> _WHAT TO WORK ON_
Look through the material below and give the number of lines holding "Publicitate", with no other words.

·····

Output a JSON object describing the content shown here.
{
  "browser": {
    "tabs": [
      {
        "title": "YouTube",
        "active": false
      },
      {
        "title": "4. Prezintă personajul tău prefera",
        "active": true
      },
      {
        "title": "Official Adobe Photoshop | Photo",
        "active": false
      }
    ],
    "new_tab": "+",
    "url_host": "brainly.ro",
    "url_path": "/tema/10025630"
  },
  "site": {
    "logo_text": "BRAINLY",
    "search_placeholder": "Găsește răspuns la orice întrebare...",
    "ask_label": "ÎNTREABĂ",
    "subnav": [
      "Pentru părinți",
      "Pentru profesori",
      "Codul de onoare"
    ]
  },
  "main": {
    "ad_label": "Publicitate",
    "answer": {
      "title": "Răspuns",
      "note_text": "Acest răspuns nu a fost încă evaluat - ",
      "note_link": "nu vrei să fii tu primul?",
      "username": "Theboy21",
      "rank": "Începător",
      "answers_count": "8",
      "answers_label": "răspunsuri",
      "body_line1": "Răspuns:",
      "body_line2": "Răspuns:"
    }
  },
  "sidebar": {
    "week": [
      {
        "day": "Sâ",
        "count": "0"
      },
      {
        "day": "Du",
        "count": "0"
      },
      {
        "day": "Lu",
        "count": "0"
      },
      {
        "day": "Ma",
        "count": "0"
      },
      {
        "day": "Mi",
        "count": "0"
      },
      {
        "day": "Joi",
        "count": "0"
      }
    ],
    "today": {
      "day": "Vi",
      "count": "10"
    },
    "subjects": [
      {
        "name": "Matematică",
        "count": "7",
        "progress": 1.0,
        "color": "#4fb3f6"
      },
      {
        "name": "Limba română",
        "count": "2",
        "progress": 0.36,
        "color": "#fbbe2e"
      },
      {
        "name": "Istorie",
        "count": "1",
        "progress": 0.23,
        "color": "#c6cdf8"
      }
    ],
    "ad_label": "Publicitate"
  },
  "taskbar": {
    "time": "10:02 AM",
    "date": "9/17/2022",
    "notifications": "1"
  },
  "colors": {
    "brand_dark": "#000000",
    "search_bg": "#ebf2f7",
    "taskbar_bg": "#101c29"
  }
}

·····

> _EXERCISE SOLUTION_
2